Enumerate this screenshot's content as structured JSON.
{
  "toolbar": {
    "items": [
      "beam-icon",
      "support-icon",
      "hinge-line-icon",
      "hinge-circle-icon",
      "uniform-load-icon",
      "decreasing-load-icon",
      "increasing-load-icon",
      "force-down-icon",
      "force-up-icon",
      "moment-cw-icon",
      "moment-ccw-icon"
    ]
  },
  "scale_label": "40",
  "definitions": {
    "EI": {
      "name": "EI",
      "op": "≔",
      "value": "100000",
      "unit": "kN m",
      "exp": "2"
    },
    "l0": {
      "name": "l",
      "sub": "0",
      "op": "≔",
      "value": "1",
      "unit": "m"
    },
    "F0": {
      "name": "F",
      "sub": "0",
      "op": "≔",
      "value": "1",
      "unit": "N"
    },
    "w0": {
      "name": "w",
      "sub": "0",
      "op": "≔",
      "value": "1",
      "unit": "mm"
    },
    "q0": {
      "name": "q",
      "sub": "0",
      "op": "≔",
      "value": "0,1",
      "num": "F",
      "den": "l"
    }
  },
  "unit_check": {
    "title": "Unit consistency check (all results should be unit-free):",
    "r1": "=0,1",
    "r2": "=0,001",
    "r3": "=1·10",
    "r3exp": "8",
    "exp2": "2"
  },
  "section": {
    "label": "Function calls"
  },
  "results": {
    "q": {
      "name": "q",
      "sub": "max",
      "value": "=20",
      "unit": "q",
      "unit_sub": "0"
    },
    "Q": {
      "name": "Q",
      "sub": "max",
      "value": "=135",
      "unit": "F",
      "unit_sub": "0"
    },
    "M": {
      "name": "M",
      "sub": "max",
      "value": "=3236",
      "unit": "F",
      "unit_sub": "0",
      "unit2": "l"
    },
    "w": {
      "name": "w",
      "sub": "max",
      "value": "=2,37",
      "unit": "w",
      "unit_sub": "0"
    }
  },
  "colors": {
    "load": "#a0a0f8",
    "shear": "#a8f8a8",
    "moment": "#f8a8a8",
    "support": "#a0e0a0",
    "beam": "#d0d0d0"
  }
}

★ ★ ★

● What the exercise asks
Transcribe each entry precisely, missing none.

● Written response
Enumerate this screenshot's content as structured JSON.
{
  "toolbar": {
    "items": [
      "beam-icon",
      "support-icon",
      "hinge-line-icon",
      "hinge-circle-icon",
      "uniform-load-icon",
      "decreasing-load-icon",
      "increasing-load-icon",
      "force-down-icon",
      "force-up-icon",
      "moment-cw-icon",
      "moment-ccw-icon"
    ]
  },
  "scale_label": "40",
  "definitions": {
    "EI": {
      "name": "EI",
      "op": "≔",
      "value": "100000",
      "unit": "kN m",
      "exp": "2"
    },
    "l0": {
      "name": "l",
      "sub": "0",
      "op": "≔",
      "value": "1",
      "unit": "m"
    },
    "F0": {
      "name": "F",
      "sub": "0",
      "op": "≔",
      "value": "1",
      "unit": "N"
    },
    "w0": {
      "name": "w",
      "sub": "0",
      "op": "≔",
      "value": "1",
      "unit": "mm"
    },
    "q0": {
      "name": "q",
      "sub": "0",
      "op": "≔",
      "value": "0,1",
      "num": "F",
      "den": "l"
    }
  },
  "unit_check": {
    "title": "Unit consistency check (all results should be unit-free):",
    "r1": "=0,1",
    "r2": "=0,001",
    "r3": "=1·10",
    "r3exp": "8",
    "exp2": "2"
  },
  "section": {
    "label": "Function calls"
  },
  "results": {
    "q": {
      "name": "q",
      "sub": "max",
      "value": "=20",
      "unit": "q",
      "unit_sub": "0"
    },
    "Q": {
      "name": "Q",
      "sub": "max",
      "value": "=135",
      "unit": "F",
      "unit_sub": "0"
    },
    "M": {
      "name": "M",
      "sub": "max",
      "value": "=3236",
      "unit": "F",
      "unit_sub": "0",
      "unit2": "l"
    },
    "w": {
      "name": "w",
      "sub": "max",
      "value": "=2,37",
      "unit": "w",
      "unit_sub": "0"
    }
  },
  "colors": {
    "load": "#a0a0f8",
    "shear": "#a8f8a8",
    "moment": "#f8a8a8",
    "support": "#a0e0a0",
    "beam": "#d0d0d0"
  }
}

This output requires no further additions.